[Dataset items]
+ + + + +

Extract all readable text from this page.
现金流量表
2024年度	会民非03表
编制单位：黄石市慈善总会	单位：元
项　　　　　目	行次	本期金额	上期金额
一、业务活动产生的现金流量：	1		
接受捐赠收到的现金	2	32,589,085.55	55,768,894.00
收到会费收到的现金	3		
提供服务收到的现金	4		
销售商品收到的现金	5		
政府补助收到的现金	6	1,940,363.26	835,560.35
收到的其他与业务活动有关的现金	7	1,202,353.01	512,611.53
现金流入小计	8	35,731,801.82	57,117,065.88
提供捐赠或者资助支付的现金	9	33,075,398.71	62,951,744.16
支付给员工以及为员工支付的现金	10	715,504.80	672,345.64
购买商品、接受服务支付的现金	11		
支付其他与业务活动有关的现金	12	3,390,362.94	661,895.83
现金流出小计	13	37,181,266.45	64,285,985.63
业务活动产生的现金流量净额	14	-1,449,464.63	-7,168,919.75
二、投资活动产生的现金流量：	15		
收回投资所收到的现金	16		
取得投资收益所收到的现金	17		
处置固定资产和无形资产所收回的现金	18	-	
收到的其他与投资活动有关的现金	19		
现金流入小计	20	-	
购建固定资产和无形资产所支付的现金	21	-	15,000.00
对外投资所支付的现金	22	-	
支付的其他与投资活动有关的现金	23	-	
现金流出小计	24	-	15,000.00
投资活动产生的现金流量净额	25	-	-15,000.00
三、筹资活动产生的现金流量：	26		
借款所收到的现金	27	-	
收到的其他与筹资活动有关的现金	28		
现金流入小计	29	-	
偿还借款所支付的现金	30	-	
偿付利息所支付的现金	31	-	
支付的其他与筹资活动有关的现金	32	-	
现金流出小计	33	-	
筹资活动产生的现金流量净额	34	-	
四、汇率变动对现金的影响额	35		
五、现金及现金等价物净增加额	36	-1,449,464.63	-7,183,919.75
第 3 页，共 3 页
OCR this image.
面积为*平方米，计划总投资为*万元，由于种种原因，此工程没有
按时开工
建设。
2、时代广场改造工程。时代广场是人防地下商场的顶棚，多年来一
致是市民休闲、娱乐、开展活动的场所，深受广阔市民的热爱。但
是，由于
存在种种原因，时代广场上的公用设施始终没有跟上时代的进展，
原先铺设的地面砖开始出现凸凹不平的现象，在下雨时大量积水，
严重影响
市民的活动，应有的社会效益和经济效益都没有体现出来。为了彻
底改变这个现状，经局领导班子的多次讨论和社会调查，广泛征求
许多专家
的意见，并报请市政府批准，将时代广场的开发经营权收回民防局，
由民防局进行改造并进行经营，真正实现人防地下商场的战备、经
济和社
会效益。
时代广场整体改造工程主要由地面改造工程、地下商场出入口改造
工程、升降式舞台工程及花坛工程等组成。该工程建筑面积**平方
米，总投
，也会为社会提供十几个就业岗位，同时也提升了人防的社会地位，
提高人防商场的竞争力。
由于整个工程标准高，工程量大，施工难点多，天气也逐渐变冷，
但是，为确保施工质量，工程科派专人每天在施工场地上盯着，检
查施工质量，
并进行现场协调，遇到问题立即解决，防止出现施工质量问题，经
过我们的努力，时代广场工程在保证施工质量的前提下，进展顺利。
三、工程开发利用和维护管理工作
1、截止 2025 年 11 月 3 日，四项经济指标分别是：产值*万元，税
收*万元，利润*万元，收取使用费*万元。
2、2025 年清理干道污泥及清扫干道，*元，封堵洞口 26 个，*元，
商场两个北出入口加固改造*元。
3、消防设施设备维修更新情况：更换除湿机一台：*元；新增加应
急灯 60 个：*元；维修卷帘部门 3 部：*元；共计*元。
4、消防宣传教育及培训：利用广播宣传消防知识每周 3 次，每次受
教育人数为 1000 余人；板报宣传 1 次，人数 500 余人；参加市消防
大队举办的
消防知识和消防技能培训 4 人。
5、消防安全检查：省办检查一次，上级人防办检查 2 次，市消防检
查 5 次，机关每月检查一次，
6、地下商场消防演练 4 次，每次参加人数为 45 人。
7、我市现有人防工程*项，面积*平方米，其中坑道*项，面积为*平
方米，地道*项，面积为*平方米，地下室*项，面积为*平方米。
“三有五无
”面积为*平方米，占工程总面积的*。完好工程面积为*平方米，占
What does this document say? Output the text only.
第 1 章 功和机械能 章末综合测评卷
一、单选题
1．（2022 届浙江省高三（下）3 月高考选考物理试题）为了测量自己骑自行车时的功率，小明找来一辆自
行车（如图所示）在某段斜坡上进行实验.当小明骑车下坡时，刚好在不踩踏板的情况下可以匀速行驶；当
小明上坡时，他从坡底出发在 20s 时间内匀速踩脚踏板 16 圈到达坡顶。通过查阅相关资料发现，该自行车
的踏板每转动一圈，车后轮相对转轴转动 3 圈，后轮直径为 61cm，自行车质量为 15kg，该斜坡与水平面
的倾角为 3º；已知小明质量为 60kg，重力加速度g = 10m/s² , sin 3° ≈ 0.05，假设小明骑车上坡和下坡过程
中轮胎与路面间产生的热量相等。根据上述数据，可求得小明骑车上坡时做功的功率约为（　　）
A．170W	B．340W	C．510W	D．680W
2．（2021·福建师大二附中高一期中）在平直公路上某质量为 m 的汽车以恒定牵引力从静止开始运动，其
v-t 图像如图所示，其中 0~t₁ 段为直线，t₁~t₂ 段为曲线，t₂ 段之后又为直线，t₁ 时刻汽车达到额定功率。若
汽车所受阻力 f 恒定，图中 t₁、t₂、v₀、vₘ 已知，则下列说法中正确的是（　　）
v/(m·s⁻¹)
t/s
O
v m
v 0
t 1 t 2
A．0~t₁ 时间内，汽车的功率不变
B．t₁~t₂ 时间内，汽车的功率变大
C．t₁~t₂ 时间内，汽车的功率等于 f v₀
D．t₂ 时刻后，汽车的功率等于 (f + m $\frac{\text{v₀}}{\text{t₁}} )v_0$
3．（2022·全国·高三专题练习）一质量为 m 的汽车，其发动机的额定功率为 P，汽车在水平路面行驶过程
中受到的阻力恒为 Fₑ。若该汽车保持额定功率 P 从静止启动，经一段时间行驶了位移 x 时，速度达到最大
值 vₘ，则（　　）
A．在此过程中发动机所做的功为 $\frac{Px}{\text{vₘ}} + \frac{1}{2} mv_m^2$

+ + + + +

## Task instructions
Extract the entries above verbatim.

## Solution for this exercise
Extract all readable text from this page.
现金流量表
2024年度	会民非03表
编制单位：黄石市慈善总会	单位：元
项　　　　　目	行次	本期金额	上期金额
一、业务活动产生的现金流量：	1		
接受捐赠收到的现金	2	32,589,085.55	55,768,894.00
收到会费收到的现金	3		
提供服务收到的现金	4		
销售商品收到的现金	5		
政府补助收到的现金	6	1,940,363.26	835,560.35
收到的其他与业务活动有关的现金	7	1,202,353.01	512,611.53
现金流入小计	8	35,731,801.82	57,117,065.88
提供捐赠或者资助支付的现金	9	33,075,398.71	62,951,744.16
支付给员工以及为员工支付的现金	10	715,504.80	672,345.64
购买商品、接受服务支付的现金	11		
支付其他与业务活动有关的现金	12	3,390,362.94	661,895.83
现金流出小计	13	37,181,266.45	64,285,985.63
业务活动产生的现金流量净额	14	-1,449,464.63	-7,168,919.75
二、投资活动产生的现金流量：	15		
收回投资所收到的现金	16		
取得投资收益所收到的现金	17		
处置固定资产和无形资产所收回的现金	18	-	
收到的其他与投资活动有关的现金	19		
现金流入小计	20	-	
购建固定资产和无形资产所支付的现金	21	-	15,000.00
对外投资所支付的现金	22	-	
支付的其他与投资活动有关的现金	23	-	
现金流出小计	24	-	15,000.00
投资活动产生的现金流量净额	25	-	-15,000.00
三、筹资活动产生的现金流量：	26		
借款所收到的现金	27	-	
收到的其他与筹资活动有关的现金	28		
现金流入小计	29	-	
偿还借款所支付的现金	30	-	
偿付利息所支付的现金	31	-	
支付的其他与筹资活动有关的现金	32	-	
现金流出小计	33	-	
筹资活动产生的现金流量净额	34	-	
四、汇率变动对现金的影响额	35		
五、现金及现金等价物净增加额	36	-1,449,464.63	-7,183,919.75
第 3 页，共 3 页
OCR this image.
面积为*平方米，计划总投资为*万元，由于种种原因，此工程没有
按时开工
建设。
2、时代广场改造工程。时代广场是人防地下商场的顶棚，多年来一
致是市民休闲、娱乐、开展活动的场所，深受广阔市民的热爱。但
是，由于
存在种种原因，时代广场上的公用设施始终没有跟上时代的进展，
原先铺设的地面砖开始出现凸凹不平的现象，在下雨时大量积水，
严重影响
市民的活动，应有的社会效益和经济效益都没有体现出来。为了彻
底改变这个现状，经局领导班子的多次讨论和社会调查，广泛征求
许多专家
的意见，并报请市政府批准，将时代广场的开发经营权收回民防局，
由民防局进行改造并进行经营，真正实现人防地下商场的战备、经
济和社
会效益。
时代广场整体改造工程主要由地面改造工程、地下商场出入口改造
工程、升降式舞台工程及花坛工程等组成。该工程建筑面积**平方
米，总投
，也会为社会提供十几个就业岗位，同时也提升了人防的社会地位，
提高人防商场的竞争力。
由于整个工程标准高，工程量大，施工难点多，天气也逐渐变冷，
但是，为确保施工质量，工程科派专人每天在施工场地上盯着，检
查施工质量，
并进行现场协调，遇到问题立即解决，防止出现施工质量问题，经
过我们的努力，时代广场工程在保证施工质量的前提下，进展顺利。
三、工程开发利用和维护管理工作
1、截止 2025 年 11 月 3 日，四项经济指标分别是：产值*万元，税
收*万元，利润*万元，收取使用费*万元。
2、2025 年清理干道污泥及清扫干道，*元，封堵洞口 26 个，*元，
商场两个北出入口加固改造*元。
3、消防设施设备维修更新情况：更换除湿机一台：*元；新增加应
急灯 60 个：*元；维修卷帘部门 3 部：*元；共计*元。
4、消防宣传教育及培训：利用广播宣传消防知识每周 3 次，每次受
教育人数为 1000 余人；板报宣传 1 次，人数 500 余人；参加市消防
大队举办的
消防知识和消防技能培训 4 人。
5、消防安全检查：省办检查一次，上级人防办检查 2 次，市消防检
查 5 次，机关每月检查一次，
6、地下商场消防演练 4 次，每次参加人数为 45 人。
7、我市现有人防工程*项，面积*平方米，其中坑道*项，面积为*平
方米，地道*项，面积为*平方米，地下室*项，面积为*平方米。
“三有五无
”面积为*平方米，占工程总面积的*。完好工程面积为*平方米，占
What does this document say? Output the text only.
第 1 章 功和机械能 章末综合测评卷
一、单选题
1．（2022 届浙江省高三（下）3 月高考选考物理试题）为了测量自己骑自行车时的功率，小明找来一辆自
行车（如图所示）在某段斜坡上进行实验.当小明骑车下坡时，刚好在不踩踏板的情况下可以匀速行驶；当
小明上坡时，他从坡底出发在 20s 时间内匀速踩脚踏板 16 圈到达坡顶。通过查阅相关资料发现，该自行车
的踏板每转动一圈，车后轮相对转轴转动 3 圈，后轮直径为 61cm，自行车质量为 15kg，该斜坡与水平面
的倾角为 3º；已知小明质量为 60kg，重力加速度g = 10m/s² , sin 3° ≈ 0.05，假设小明骑车上坡和下坡过程
中轮胎与路面间产生的热量相等。根据上述数据，可求得小明骑车上坡时做功的功率约为（　　）
A．170W	B．340W	C．510W	D．680W
2．（2021·福建师大二附中高一期中）在平直公路上某质量为 m 的汽车以恒定牵引力从静止开始运动，其
v-t 图像如图所示，其中 0~t₁ 段为直线，t₁~t₂ 段为曲线，t₂ 段之后又为直线，t₁ 时刻汽车达到额定功率。若
汽车所受阻力 f 恒定，图中 t₁、t₂、v₀、vₘ 已知，则下列说法中正确的是（　　）
v/(m·s⁻¹)
t/s
O
v m
v 0
t 1 t 2
A．0~t₁ 时间内，汽车的功率不变
B．t₁~t₂ 时间内，汽车的功率变大
C．t₁~t₂ 时间内，汽车的功率等于 f v₀
D．t₂ 时刻后，汽车的功率等于 (f + m $\frac{\text{v₀}}{\text{t₁}} )v_0$
3．（2022·全国·高三专题练习）一质量为 m 的汽车，其发动机的额定功率为 P，汽车在水平路面行驶过程
中受到的阻力恒为 Fₑ。若该汽车保持额定功率 P 从静止启动，经一段时间行驶了位移 x 时，速度达到最大
值 vₘ，则（　　）
A．在此过程中发动机所做的功为 $\frac{Px}{\text{vₘ}} + \frac{1}{2} mv_m^2$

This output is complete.